## INSTRUCTIONS TO FOLLOW:
Set down every one of the records below word for word, leaving out the pictures.

>> START INPUT ROWS

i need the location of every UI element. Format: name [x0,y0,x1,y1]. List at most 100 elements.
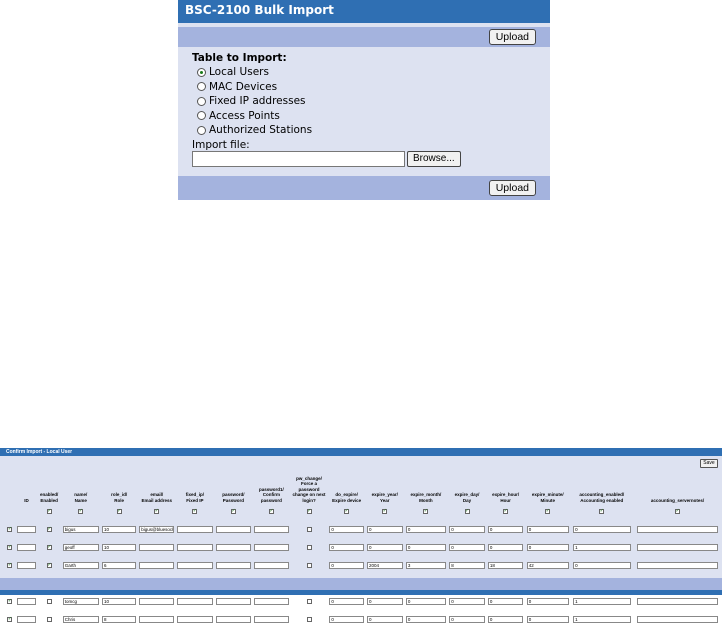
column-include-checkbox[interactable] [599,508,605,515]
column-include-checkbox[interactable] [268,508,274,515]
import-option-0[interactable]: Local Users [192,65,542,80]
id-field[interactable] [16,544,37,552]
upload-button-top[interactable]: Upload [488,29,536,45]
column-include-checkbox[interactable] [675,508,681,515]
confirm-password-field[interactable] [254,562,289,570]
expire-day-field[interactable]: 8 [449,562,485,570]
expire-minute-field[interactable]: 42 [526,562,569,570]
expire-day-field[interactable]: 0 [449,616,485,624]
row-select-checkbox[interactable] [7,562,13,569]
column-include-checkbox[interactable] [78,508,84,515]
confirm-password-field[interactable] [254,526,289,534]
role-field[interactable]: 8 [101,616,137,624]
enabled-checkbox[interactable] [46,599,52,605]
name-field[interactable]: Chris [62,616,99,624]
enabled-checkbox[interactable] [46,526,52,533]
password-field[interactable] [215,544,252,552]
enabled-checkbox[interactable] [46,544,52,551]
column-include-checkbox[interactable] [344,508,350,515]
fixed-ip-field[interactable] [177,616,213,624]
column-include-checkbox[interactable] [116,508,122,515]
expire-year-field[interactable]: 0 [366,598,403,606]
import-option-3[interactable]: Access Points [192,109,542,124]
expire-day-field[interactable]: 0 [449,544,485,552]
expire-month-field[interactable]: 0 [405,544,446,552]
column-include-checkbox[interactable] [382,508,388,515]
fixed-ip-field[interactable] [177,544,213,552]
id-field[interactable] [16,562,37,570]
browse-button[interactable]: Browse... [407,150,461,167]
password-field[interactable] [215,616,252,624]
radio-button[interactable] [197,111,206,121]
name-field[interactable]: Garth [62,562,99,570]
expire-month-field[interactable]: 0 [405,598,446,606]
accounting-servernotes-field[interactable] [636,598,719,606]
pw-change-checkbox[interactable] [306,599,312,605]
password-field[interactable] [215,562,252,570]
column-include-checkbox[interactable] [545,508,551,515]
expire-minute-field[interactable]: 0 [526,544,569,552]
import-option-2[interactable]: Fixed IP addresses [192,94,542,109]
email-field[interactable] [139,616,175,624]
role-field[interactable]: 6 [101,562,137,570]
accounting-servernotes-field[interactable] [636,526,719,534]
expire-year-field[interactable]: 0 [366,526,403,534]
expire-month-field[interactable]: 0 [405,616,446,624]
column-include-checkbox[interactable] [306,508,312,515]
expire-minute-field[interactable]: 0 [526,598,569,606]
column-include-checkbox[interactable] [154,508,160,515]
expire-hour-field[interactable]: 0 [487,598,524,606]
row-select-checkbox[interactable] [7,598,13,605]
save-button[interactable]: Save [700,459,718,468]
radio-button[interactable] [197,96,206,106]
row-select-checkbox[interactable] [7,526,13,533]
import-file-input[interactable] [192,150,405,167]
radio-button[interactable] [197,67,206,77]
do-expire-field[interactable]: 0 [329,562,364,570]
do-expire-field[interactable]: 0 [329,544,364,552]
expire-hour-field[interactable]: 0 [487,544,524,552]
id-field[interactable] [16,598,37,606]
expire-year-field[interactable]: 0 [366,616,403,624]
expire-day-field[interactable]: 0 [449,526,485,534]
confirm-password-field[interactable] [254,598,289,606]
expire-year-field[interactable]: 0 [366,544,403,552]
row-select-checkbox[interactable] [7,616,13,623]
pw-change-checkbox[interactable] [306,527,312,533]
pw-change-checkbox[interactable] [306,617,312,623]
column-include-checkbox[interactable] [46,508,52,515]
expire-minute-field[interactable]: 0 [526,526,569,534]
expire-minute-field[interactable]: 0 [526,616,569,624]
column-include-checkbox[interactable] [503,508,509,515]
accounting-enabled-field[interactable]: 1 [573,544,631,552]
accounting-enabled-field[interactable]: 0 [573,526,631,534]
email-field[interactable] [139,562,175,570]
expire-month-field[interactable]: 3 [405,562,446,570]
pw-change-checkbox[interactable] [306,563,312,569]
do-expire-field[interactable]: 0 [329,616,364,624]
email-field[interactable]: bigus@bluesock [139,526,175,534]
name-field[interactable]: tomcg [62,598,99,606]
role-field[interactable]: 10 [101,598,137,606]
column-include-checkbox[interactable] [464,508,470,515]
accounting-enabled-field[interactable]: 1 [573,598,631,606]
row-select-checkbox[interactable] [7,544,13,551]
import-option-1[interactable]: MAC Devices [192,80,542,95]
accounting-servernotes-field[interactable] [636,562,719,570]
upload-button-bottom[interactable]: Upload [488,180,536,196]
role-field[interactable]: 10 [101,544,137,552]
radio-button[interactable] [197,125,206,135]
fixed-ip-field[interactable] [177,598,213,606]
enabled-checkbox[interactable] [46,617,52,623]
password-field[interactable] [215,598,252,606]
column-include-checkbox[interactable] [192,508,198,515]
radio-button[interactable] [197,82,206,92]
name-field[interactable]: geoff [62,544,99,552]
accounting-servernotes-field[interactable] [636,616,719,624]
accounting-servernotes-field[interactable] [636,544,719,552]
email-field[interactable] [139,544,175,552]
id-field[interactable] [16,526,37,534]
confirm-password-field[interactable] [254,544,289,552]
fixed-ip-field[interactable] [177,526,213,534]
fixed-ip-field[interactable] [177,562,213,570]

>> END INPUT ROWS

## ANSWER TO THIS EXERCISE:
i need the location of every UI element. Format: name [x0,y0,x1,y1]. List at most 100 elements.
column-include-checkbox[interactable] [599,508,605,515]
column-include-checkbox[interactable] [268,508,274,515]
import-option-0[interactable]: Local Users [192,65,542,80]
id-field[interactable] [16,544,37,552]
upload-button-top[interactable]: Upload [488,29,536,45]
column-include-checkbox[interactable] [675,508,681,515]
confirm-password-field[interactable] [254,562,289,570]
expire-day-field[interactable]: 8 [449,562,485,570]
expire-minute-field[interactable]: 42 [526,562,569,570]
expire-day-field[interactable]: 0 [449,616,485,624]
row-select-checkbox[interactable] [7,562,13,569]
column-include-checkbox[interactable] [78,508,84,515]
confirm-password-field[interactable] [254,526,289,534]
role-field[interactable]: 8 [101,616,137,624]
enabled-checkbox[interactable] [46,599,52,605]
name-field[interactable]: Chris [62,616,99,624]
enabled-checkbox[interactable] [46,526,52,533]
password-field[interactable] [215,544,252,552]
enabled-checkbox[interactable] [46,544,52,551]
column-include-checkbox[interactable] [344,508,350,515]
fixed-ip-field[interactable] [177,616,213,624]
column-include-checkbox[interactable] [116,508,122,515]
expire-year-field[interactable]: 0 [366,598,403,606]
import-option-3[interactable]: Access Points [192,109,542,124]
expire-day-field[interactable]: 0 [449,544,485,552]
expire-month-field[interactable]: 0 [405,544,446,552]
column-include-checkbox[interactable] [382,508,388,515]
fixed-ip-field[interactable] [177,544,213,552]
id-field[interactable] [16,562,37,570]
browse-button[interactable]: Browse... [407,150,461,167]
password-field[interactable] [215,616,252,624]
radio-button[interactable] [197,111,206,121]
name-field[interactable]: Garth [62,562,99,570]
expire-month-field[interactable]: 0 [405,598,446,606]
accounting-servernotes-field[interactable] [636,598,719,606]
pw-change-checkbox[interactable] [306,599,312,605]
password-field[interactable] [215,562,252,570]
column-include-checkbox[interactable] [545,508,551,515]
expire-minute-field[interactable]: 0 [526,544,569,552]
import-option-2[interactable]: Fixed IP addresses [192,94,542,109]
email-field[interactable] [139,616,175,624]
role-field[interactable]: 6 [101,562,137,570]
accounting-servernotes-field[interactable] [636,526,719,534]
expire-year-field[interactable]: 0 [366,526,403,534]
expire-month-field[interactable]: 0 [405,616,446,624]
column-include-checkbox[interactable] [306,508,312,515]
expire-minute-field[interactable]: 0 [526,598,569,606]
column-include-checkbox[interactable] [154,508,160,515]
expire-hour-field[interactable]: 0 [487,598,524,606]
row-select-checkbox[interactable] [7,598,13,605]
save-button[interactable]: Save [700,459,718,468]
radio-button[interactable] [197,96,206,106]
row-select-checkbox[interactable] [7,526,13,533]
import-file-input[interactable] [192,150,405,167]
radio-button[interactable] [197,67,206,77]
do-expire-field[interactable]: 0 [329,562,364,570]
do-expire-field[interactable]: 0 [329,544,364,552]
expire-hour-field[interactable]: 0 [487,544,524,552]
id-field[interactable] [16,598,37,606]
expire-year-field[interactable]: 0 [366,616,403,624]
expire-day-field[interactable]: 0 [449,526,485,534]
confirm-password-field[interactable] [254,598,289,606]
expire-year-field[interactable]: 0 [366,544,403,552]
row-select-checkbox[interactable] [7,616,13,623]
pw-change-checkbox[interactable] [306,527,312,533]
pw-change-checkbox[interactable] [306,617,312,623]
column-include-checkbox[interactable] [46,508,52,515]
expire-minute-field[interactable]: 0 [526,526,569,534]
expire-minute-field[interactable]: 0 [526,616,569,624]
column-include-checkbox[interactable] [503,508,509,515]
accounting-enabled-field[interactable]: 1 [573,544,631,552]
accounting-enabled-field[interactable]: 0 [573,526,631,534]
email-field[interactable] [139,562,175,570]
expire-month-field[interactable]: 3 [405,562,446,570]
pw-change-checkbox[interactable] [306,563,312,569]
do-expire-field[interactable]: 0 [329,616,364,624]
email-field[interactable]: bigus@bluesock [139,526,175,534]
name-field[interactable]: tomcg [62,598,99,606]
role-field[interactable]: 10 [101,598,137,606]
column-include-checkbox[interactable] [464,508,470,515]
accounting-enabled-field[interactable]: 1 [573,598,631,606]
row-select-checkbox[interactable] [7,544,13,551]
import-option-1[interactable]: MAC Devices [192,80,542,95]
accounting-servernotes-field[interactable] [636,562,719,570]
upload-button-bottom[interactable]: Upload [488,180,536,196]
role-field[interactable]: 10 [101,544,137,552]
radio-button[interactable] [197,125,206,135]
fixed-ip-field[interactable] [177,598,213,606]
enabled-checkbox[interactable] [46,617,52,623]
password-field[interactable] [215,598,252,606]
column-include-checkbox[interactable] [192,508,198,515]
radio-button[interactable] [197,82,206,92]
name-field[interactable]: geoff [62,544,99,552]
accounting-servernotes-field[interactable] [636,616,719,624]
accounting-servernotes-field[interactable] [636,544,719,552]
email-field[interactable] [139,544,175,552]
id-field[interactable] [16,526,37,534]
confirm-password-field[interactable] [254,544,289,552]
fixed-ip-field[interactable] [177,526,213,534]
fixed-ip-field[interactable] [177,562,213,570]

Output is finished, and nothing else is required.